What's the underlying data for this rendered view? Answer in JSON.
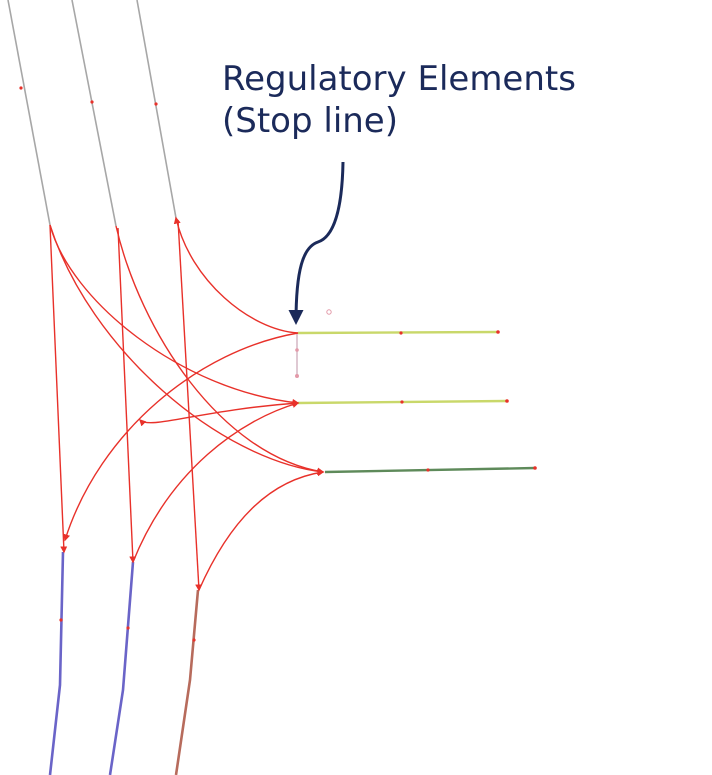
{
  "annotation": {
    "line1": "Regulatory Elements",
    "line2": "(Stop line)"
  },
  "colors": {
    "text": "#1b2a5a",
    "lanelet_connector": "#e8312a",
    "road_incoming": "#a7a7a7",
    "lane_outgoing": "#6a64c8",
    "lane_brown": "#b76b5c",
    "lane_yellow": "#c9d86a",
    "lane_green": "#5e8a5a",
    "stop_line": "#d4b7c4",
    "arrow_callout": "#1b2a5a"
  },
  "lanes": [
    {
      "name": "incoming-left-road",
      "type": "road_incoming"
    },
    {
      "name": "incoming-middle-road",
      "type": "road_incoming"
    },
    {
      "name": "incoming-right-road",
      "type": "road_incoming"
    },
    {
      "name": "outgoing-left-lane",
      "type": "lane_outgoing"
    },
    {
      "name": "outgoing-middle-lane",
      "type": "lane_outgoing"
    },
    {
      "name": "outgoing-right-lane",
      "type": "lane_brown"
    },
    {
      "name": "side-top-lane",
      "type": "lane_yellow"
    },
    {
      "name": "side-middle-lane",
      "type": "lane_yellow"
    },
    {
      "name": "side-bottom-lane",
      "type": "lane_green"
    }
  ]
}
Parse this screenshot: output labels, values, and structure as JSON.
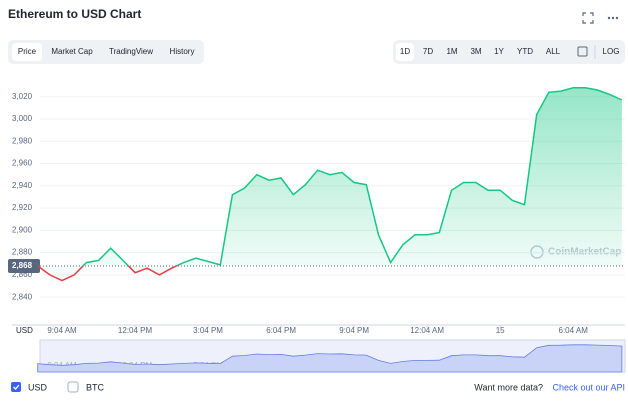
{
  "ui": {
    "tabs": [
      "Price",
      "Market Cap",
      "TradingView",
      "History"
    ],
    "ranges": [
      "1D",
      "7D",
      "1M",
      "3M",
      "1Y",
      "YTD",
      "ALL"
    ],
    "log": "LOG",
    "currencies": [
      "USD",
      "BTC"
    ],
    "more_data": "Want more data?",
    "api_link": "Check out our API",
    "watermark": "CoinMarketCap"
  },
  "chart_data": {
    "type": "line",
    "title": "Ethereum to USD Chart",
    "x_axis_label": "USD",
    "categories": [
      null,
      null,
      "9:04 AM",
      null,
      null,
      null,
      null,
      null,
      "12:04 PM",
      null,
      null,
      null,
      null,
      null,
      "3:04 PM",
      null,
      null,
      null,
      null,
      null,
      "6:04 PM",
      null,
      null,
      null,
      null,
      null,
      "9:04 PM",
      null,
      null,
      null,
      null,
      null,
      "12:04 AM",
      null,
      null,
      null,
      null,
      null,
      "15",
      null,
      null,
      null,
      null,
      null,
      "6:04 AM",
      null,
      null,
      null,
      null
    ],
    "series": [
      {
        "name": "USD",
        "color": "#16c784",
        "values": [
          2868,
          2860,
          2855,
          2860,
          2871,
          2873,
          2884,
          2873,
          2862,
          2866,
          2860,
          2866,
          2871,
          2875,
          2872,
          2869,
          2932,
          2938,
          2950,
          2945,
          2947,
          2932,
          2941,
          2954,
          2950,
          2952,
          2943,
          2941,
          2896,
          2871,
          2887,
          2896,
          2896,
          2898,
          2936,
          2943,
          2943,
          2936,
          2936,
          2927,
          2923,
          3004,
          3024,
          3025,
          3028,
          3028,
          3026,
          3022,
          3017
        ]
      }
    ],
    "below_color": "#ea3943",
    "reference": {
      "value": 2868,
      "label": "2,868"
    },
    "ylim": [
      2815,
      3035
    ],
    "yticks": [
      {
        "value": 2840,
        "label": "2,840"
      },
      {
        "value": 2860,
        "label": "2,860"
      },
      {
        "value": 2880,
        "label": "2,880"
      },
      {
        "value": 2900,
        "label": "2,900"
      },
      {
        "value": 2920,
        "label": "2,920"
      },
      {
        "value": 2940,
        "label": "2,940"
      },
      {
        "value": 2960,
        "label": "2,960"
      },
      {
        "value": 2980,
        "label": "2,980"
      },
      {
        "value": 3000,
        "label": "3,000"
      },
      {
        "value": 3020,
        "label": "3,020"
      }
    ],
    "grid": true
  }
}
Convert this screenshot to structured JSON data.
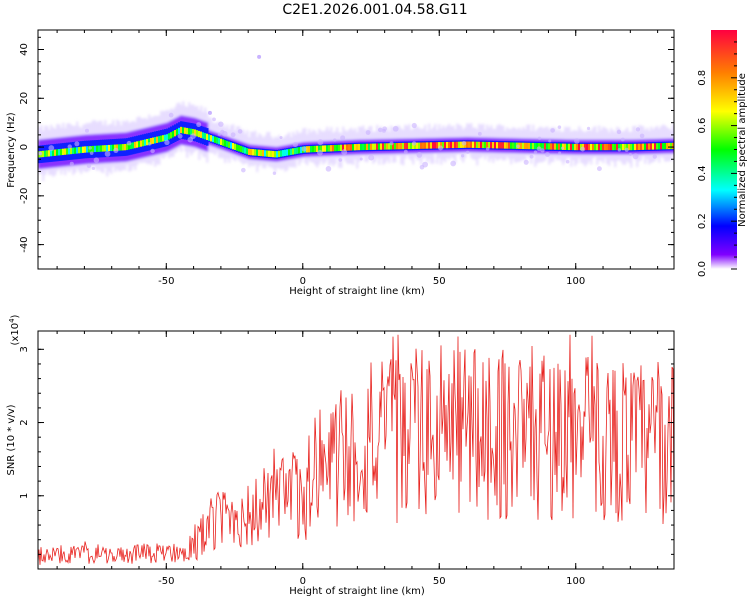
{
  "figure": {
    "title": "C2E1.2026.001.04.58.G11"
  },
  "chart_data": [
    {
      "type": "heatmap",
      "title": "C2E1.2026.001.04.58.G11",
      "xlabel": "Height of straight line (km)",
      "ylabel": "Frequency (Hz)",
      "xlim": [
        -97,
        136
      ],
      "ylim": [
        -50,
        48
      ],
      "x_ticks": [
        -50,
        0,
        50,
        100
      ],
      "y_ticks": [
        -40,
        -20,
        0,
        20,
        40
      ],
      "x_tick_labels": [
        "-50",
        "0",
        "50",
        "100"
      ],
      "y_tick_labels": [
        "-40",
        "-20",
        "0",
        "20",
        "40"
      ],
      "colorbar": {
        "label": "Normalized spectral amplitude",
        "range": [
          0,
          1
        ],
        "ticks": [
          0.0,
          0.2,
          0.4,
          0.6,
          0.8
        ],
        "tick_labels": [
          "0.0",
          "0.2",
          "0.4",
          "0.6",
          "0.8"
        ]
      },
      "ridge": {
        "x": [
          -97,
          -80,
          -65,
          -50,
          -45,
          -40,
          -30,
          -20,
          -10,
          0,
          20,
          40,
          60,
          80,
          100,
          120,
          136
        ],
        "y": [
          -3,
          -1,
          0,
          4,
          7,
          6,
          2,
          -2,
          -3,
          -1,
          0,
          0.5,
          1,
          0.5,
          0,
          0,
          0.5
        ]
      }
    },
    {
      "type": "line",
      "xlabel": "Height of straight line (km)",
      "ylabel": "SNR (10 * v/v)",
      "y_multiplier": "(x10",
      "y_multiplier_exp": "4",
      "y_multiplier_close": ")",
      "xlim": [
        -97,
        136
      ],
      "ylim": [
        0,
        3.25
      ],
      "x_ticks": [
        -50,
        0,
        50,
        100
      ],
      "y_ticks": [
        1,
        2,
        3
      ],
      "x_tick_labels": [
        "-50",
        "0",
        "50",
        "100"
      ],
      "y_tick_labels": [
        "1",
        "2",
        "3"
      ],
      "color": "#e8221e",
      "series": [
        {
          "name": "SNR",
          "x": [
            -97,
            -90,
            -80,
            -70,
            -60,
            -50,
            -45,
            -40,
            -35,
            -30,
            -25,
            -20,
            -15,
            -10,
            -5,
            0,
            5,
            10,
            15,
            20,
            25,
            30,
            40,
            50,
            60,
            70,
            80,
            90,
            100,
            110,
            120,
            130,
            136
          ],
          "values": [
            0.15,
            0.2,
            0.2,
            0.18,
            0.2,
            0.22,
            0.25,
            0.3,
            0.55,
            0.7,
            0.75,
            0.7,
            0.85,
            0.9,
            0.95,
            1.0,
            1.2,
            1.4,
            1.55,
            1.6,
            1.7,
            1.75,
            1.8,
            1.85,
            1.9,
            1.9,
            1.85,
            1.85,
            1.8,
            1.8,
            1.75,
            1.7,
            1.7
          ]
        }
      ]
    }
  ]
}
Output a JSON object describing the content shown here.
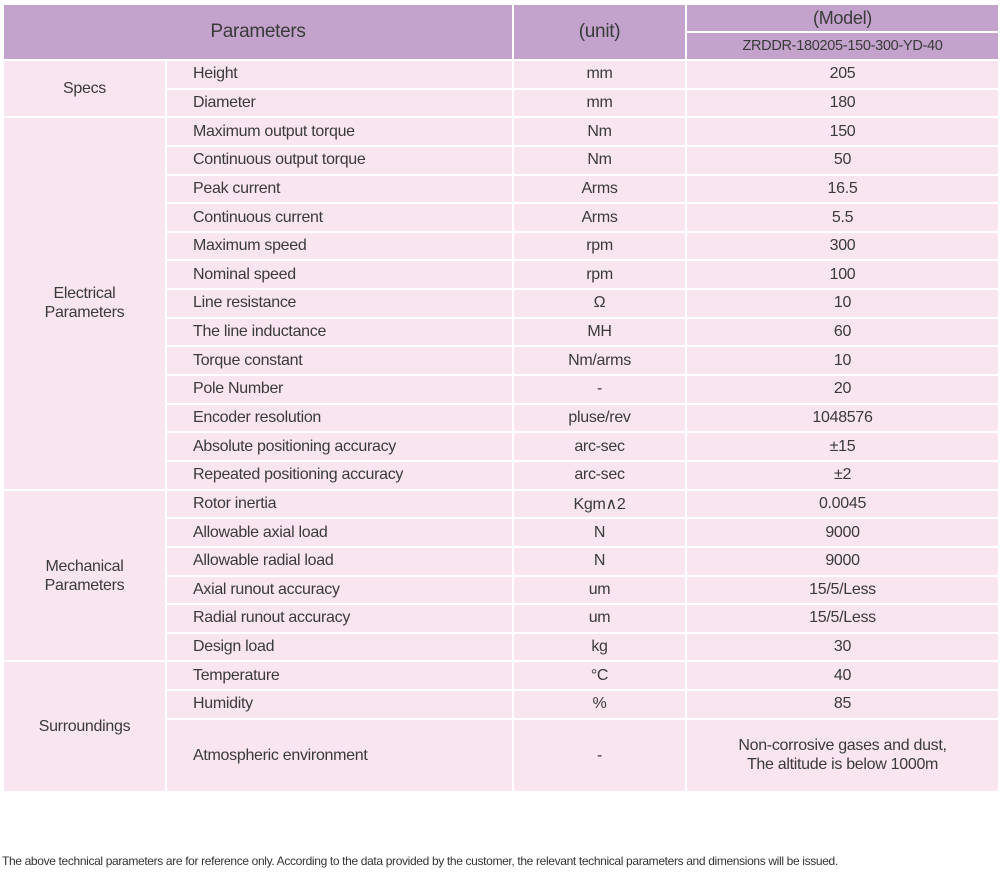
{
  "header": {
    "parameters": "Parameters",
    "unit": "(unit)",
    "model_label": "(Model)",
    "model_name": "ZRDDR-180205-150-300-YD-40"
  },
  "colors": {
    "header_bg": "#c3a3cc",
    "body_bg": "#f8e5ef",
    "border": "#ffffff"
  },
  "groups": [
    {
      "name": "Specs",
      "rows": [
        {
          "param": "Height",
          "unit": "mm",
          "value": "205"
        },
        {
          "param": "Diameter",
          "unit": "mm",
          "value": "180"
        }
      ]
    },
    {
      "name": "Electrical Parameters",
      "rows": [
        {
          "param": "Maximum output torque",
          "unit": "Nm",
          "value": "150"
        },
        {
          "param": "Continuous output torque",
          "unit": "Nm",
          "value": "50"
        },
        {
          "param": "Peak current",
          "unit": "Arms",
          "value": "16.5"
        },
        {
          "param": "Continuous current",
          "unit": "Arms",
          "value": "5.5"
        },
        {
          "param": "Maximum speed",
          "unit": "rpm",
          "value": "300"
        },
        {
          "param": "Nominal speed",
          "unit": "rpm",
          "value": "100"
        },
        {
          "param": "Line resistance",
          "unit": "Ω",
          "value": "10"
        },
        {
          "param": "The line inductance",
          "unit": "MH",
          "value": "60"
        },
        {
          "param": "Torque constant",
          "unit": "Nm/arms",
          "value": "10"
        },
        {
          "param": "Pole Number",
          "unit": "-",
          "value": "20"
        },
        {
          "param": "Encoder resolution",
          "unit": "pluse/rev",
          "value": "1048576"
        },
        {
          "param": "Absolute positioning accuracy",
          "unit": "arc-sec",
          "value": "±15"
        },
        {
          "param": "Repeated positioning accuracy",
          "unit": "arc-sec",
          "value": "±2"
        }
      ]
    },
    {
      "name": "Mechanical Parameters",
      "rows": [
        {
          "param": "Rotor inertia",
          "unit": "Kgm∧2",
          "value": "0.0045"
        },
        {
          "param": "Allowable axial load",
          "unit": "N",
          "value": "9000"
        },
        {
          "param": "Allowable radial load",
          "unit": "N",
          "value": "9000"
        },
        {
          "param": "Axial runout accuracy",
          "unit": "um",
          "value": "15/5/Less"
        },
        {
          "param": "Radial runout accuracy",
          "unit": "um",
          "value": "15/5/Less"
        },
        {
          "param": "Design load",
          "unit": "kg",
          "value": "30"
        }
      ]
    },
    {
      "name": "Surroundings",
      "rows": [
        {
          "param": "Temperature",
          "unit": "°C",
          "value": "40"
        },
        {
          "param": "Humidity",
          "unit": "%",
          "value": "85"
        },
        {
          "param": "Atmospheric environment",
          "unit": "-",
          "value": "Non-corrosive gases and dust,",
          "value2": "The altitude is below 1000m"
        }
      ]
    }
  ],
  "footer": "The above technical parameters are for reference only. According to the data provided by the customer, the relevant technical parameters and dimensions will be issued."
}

+ + + + +

**What this task involves**.
Copy out the lines in which the string "left" appears.

**The output**.
      "name": "incoming-left-road",
      "name": "outgoing-left-lane",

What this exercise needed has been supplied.